* BEGIN PROVIDED ENTRIES *

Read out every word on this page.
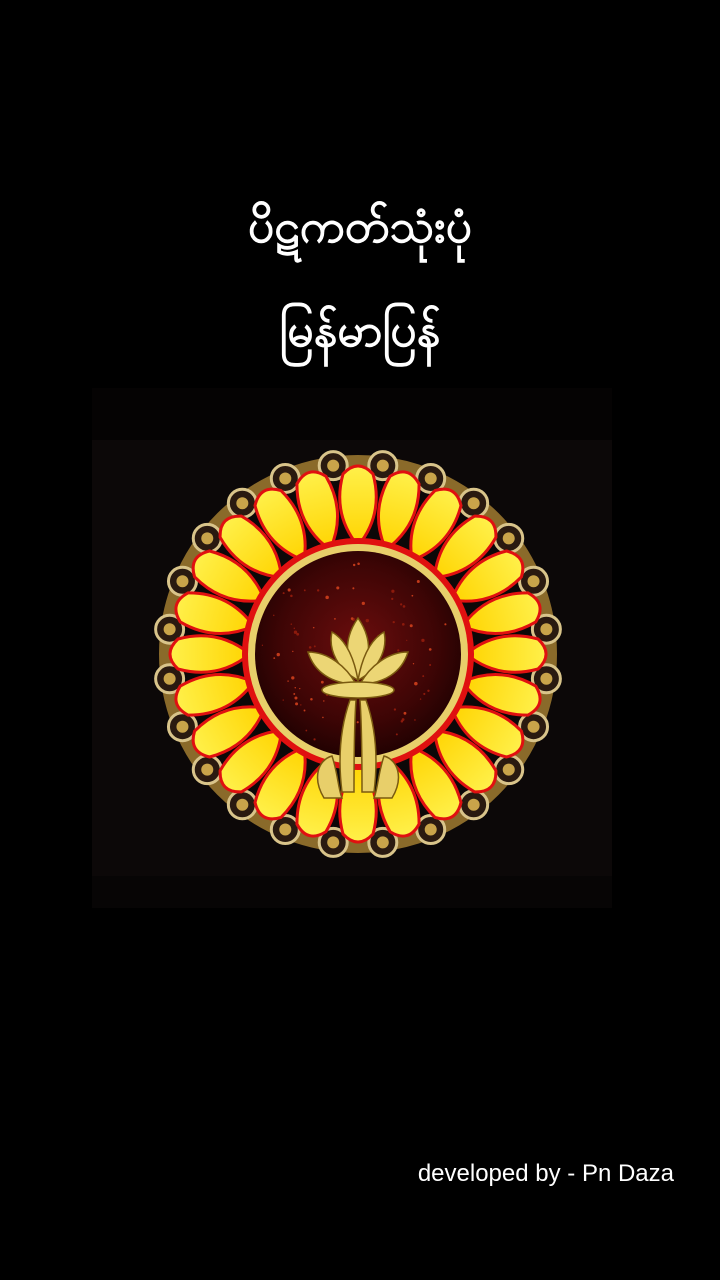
ပိဋကတ်သုံးပုံ
မြန်မာပြန်
developed by - Pn Daza
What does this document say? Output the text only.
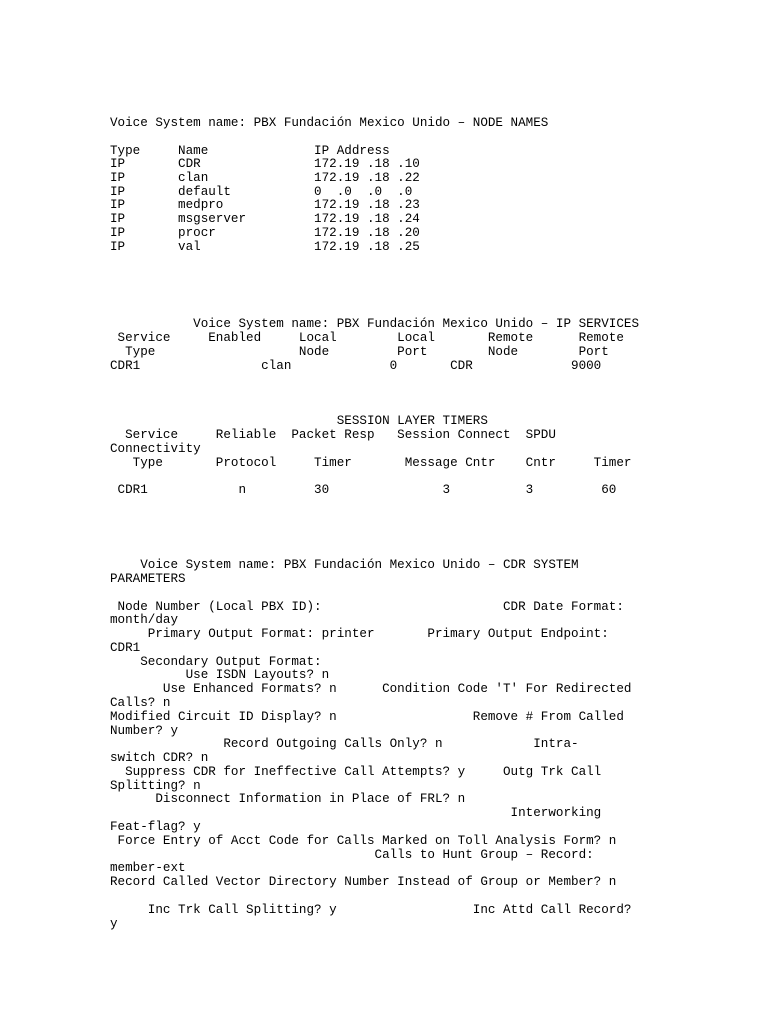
Voice System name: PBX Fundación Mexico Unido – NODE NAMES
Type     Name              IP Address
IP       CDR               172.19 .18 .10
IP       clan              172.19 .18 .22
IP       default           0  .0  .0  .0
IP       medpro            172.19 .18 .23
IP       msgserver         172.19 .18 .24
IP       procr             172.19 .18 .20
IP       val               172.19 .18 .25
Voice System name: PBX Fundación Mexico Unido – IP SERVICES
Service     Enabled     Local        Local       Remote      Remote
Type                   Node         Port        Node        Port
CDR1                clan             0       CDR             9000
SESSION LAYER TIMERS
Service     Reliable  Packet Resp   Session Connect  SPDU
Connectivity
Type       Protocol     Timer       Message Cntr    Cntr     Timer
CDR1            n         30               3          3         60
Voice System name: PBX Fundación Mexico Unido – CDR SYSTEM
PARAMETERS
Node Number (Local PBX ID):                        CDR Date Format:
month/day
Primary Output Format: printer       Primary Output Endpoint:
CDR1
Secondary Output Format:
Use ISDN Layouts? n
Use Enhanced Formats? n      Condition Code 'T' For Redirected
Calls? n
Modified Circuit ID Display? n                  Remove # From Called
Number? y
Record Outgoing Calls Only? n            Intra-
switch CDR? n
Suppress CDR for Ineffective Call Attempts? y     Outg Trk Call
Splitting? n
Disconnect Information in Place of FRL? n
Interworking
Feat-flag? y
Force Entry of Acct Code for Calls Marked on Toll Analysis Form? n
Calls to Hunt Group – Record:
member-ext
Record Called Vector Directory Number Instead of Group or Member? n
Inc Trk Call Splitting? y                  Inc Attd Call Record?
y
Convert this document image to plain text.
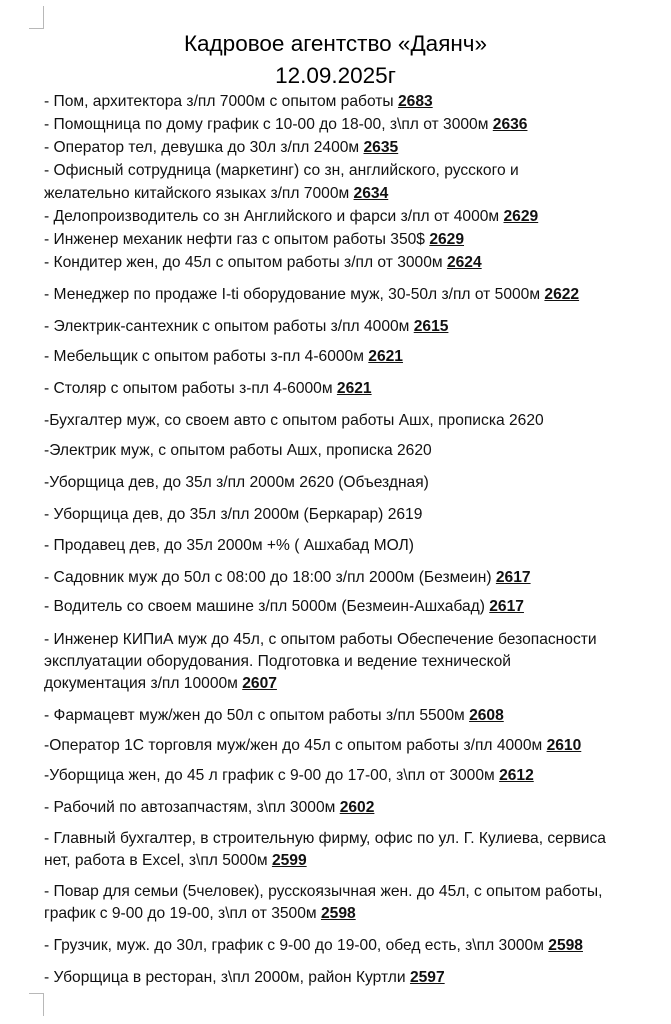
Кадровое агентство «Даянч»
12.09.2025г
- Пом, архитектора з/пл 7000м с опытом работы 2683
- Помощница по дому график с 10-00 до 18-00, з\пл от 3000м 2636
- Оператор тел, девушка до 30л з/пл 2400м 2635
- Офисный сотрудница (маркетинг) со зн, английского, русского и
желательно китайского языках з/пл 7000м 2634
- Делопроизводитель со зн Английского и фарси з/пл от 4000м 2629
- Инженер механик нефти газ с опытом работы 350$ 2629
- Кондитер жен, до 45л с опытом работы з/пл от 3000м 2624
- Менеджер по продаже I-ti оборудование муж, 30-50л з/пл от 5000м 2622
- Электрик-сантехник с опытом работы з/пл 4000м 2615
- Мебельщик с опытом работы з-пл 4-6000м 2621
- Столяр с опытом работы з-пл 4-6000м 2621
-Бухгалтер муж, со своем авто с опытом работы Ашх, прописка 2620
-Электрик муж, с опытом работы Ашх, прописка 2620
-Уборщица дев, до 35л з/пл 2000м 2620 (Объездная)
- Уборщица дев, до 35л з/пл 2000м (Беркарар) 2619
- Продавец дев, до 35л 2000м +% ( Ашхабад МОЛ)
- Садовник муж до 50л с 08:00 до 18:00 з/пл 2000м (Безмеин) 2617
- Водитель со своем машине з/пл 5000м (Безмеин-Ашхабад) 2617
- Инженер КИПиА муж до 45л, с опытом работы Обеспечение безопасности
эксплуатации оборудования. Подготовка и ведение технической
документация з/пл 10000м 2607
- Фармацевт муж/жен до 50л с опытом работы з/пл 5500м 2608
-Оператор 1С торговля муж/жен до 45л с опытом работы з/пл 4000м 2610
-Уборщица жен, до 45 л график с 9-00 до 17-00, з\пл от 3000м 2612
- Рабочий по автозапчастям, з\пл 3000м 2602
- Главный бухгалтер, в строительную фирму, офис по ул. Г. Кулиева, сервиса
нет, работа в Excel, з\пл 5000м 2599
- Повар для семьи (5человек), русскоязычная жен. до 45л, с опытом работы,
график с 9-00 до 19-00, з\пл от 3500м 2598
- Грузчик, муж. до 30л, график с 9-00 до 19-00, обед есть, з\пл 3000м 2598
- Уборщица в ресторан, з\пл 2000м, район Куртли 2597
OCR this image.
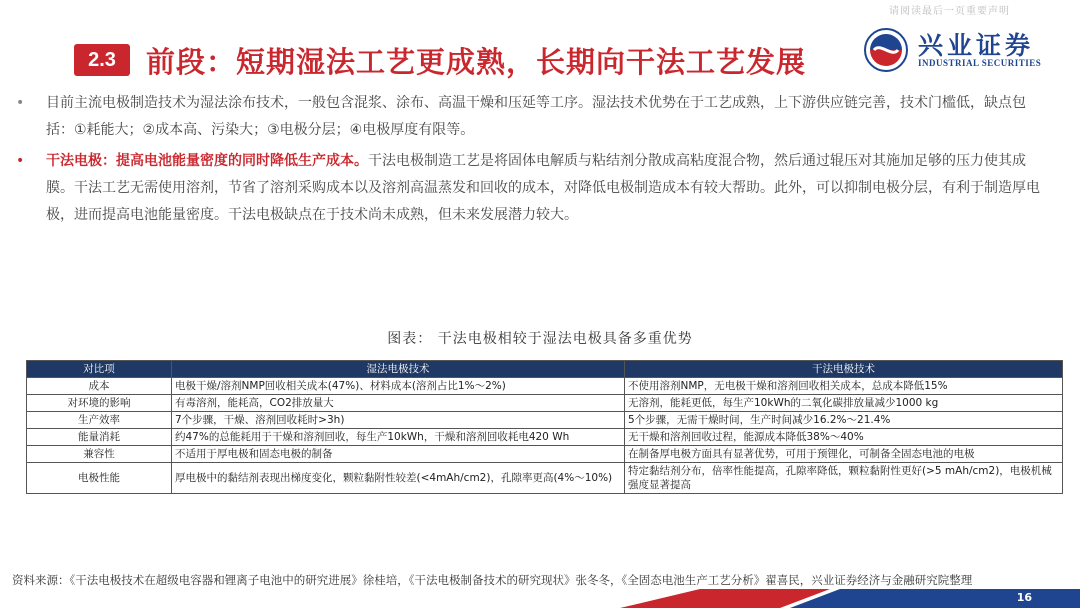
请阅读最后一页重要声明
2.3	前段：短期湿法工艺更成熟，长期向干法工艺发展	兴业证券
INDUSTRIAL SECURITIES
• 目前主流电极制造技术为湿法涂布技术，一般包含混浆、涂布、高温干燥和压延等工序。湿法技术优势在于工艺成熟，上下游供应链完善，技术门槛低，缺点包括：①耗能大；②成本高、污染大；③电极分层；④电极厚度有限等。
• 干法电极：提高电池能量密度的同时降低生产成本。干法电极制造工艺是将固体电解质与粘结剂分散成高粘度混合物，然后通过辊压对其施加足够的压力使其成膜。干法工艺无需使用溶剂，节省了溶剂采购成本以及溶剂高温蒸发和回收的成本，对降低电极制造成本有较大帮助。此外，可以抑制电极分层，有利于制造厚电极，进而提高电池能量密度。干法电极缺点在于技术尚未成熟，但未来发展潜力较大。
图表： 干法电极相较于湿法电极具备多重优势
对比项	湿法电极技术	干法电极技术
成本	电极干燥/溶剂NMP回收相关成本(47%)、材料成本(溶剂占比1%～2%)	不使用溶剂NMP，无电极干燥和溶剂回收相关成本，总成本降低15%
对环境的影响	有毒溶剂，能耗高，CO2排放量大	无溶剂，能耗更低，每生产10kWh的二氧化碳排放量减少1000 kg
生产效率	7个步骤，干燥、溶剂回收耗时>3h)	5个步骤，无需干燥时间，生产时间减少16.2%～21.4%
能量消耗	约47%的总能耗用于干燥和溶剂回收，每生产10kWh，干燥和溶剂回收耗电420 Wh	无干燥和溶剂回收过程，能源成本降低38%～40%
兼容性	不适用于厚电极和固态电极的制备	在制备厚电极方面具有显著优势，可用于预锂化，可制备全固态电池的电极
电极性能	厚电极中的黏结剂表现出梯度变化，颗粒黏附性较差(<4mAh/cm2)，孔隙率更高(4%～10%)	特定黏结剂分布，倍率性能提高，孔隙率降低，颗粒黏附性更好(>5 mAh/cm2)，电极机械强度显著提高
资料来源：《干法电极技术在超级电容器和锂离子电池中的研究进展》徐桂培，《干法电极制备技术的研究现状》张冬冬，《全固态电池生产工艺分析》翟喜民，兴业证券经济与金融研究院整理
16
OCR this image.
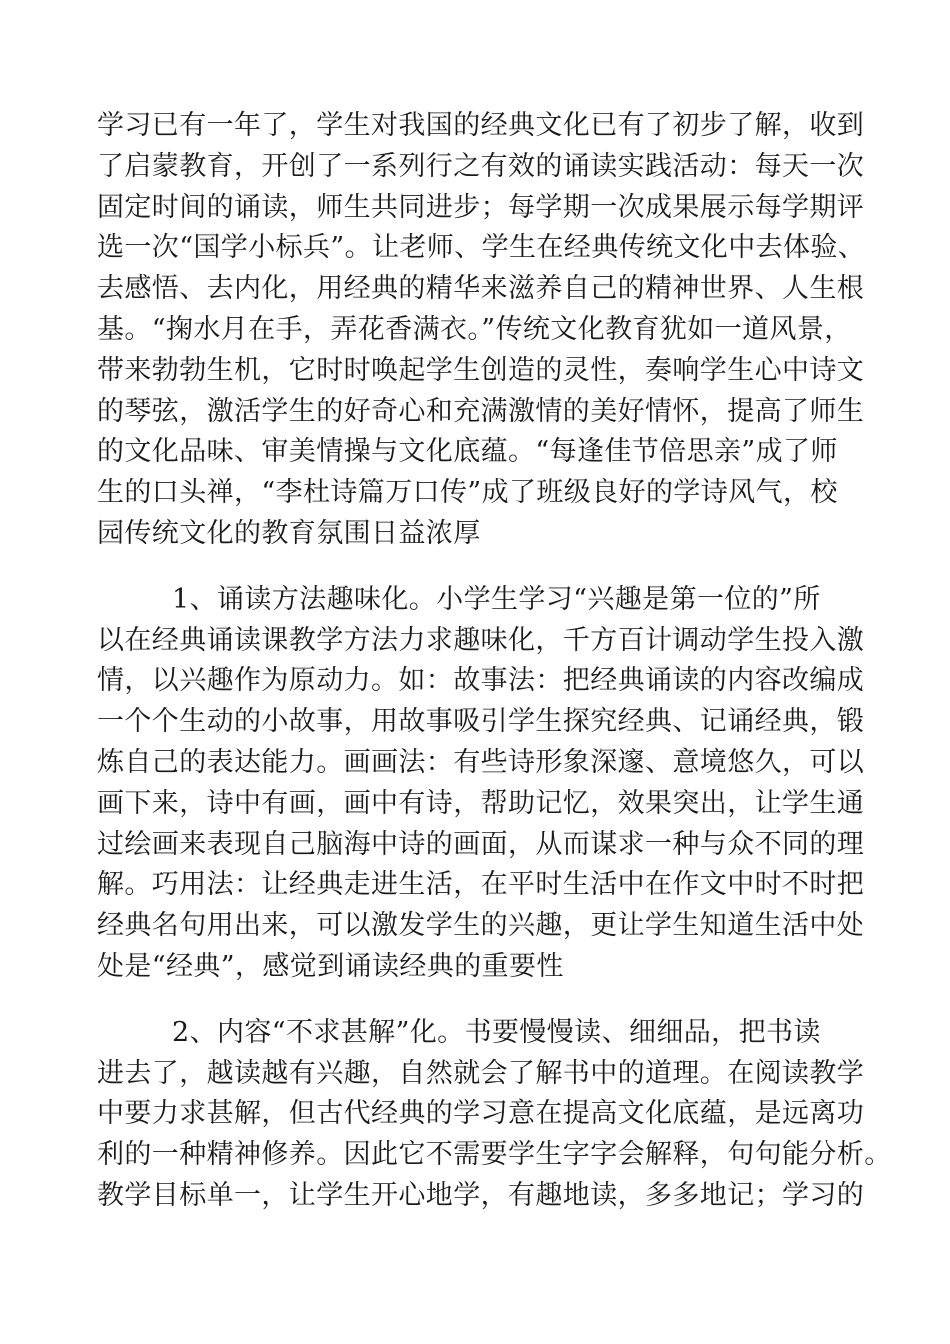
学习已有一年了，学生对我国的经典文化已有了初步了解，收到
了启蒙教育，开创了一系列行之有效的诵读实践活动：每天一次
固定时间的诵读，师生共同进步；每学期一次成果展示每学期评
选一次“国学小标兵”。让老师、学生在经典传统文化中去体验、
去感悟、去内化，用经典的精华来滋养自己的精神世界、人生根
基。“掬水月在手，弄花香满衣。”传统文化教育犹如一道风景，
带来勃勃生机，它时时唤起学生创造的灵性，奏响学生心中诗文
的琴弦，激活学生的好奇心和充满激情的美好情怀，提高了师生
的文化品味、审美情操与文化底蕴。“每逢佳节倍思亲”成了师
生的口头禅，“李杜诗篇万口传”成了班级良好的学诗风气，校
园传统文化的教育氛围日益浓厚
1、诵读方法趣味化。小学生学习“兴趣是第一位的”所
以在经典诵读课教学方法力求趣味化，千方百计调动学生投入激
情，以兴趣作为原动力。如：故事法：把经典诵读的内容改编成
一个个生动的小故事，用故事吸引学生探究经典、记诵经典，锻
炼自己的表达能力。画画法：有些诗形象深邃、意境悠久，可以
画下来，诗中有画，画中有诗，帮助记忆，效果突出，让学生通
过绘画来表现自己脑海中诗的画面，从而谋求一种与众不同的理
解。巧用法：让经典走进生活，在平时生活中在作文中时不时把
经典名句用出来，可以激发学生的兴趣，更让学生知道生活中处
处是“经典”，感觉到诵读经典的重要性
2、内容“不求甚解”化。书要慢慢读、细细品，把书读
进去了，越读越有兴趣，自然就会了解书中的道理。在阅读教学
中要力求甚解，但古代经典的学习意在提高文化底蕴，是远离功
利的一种精神修养。因此它不需要学生字字会解释，句句能分析。
教学目标单一，让学生开心地学，有趣地读，多多地记；学习的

* END PROVIDED ENTRIES *

_CHALLENGE_
Note how many lines of the material contain the string "Инженер". Then report that number by itself.

_PROBLEM SOLUTION_
2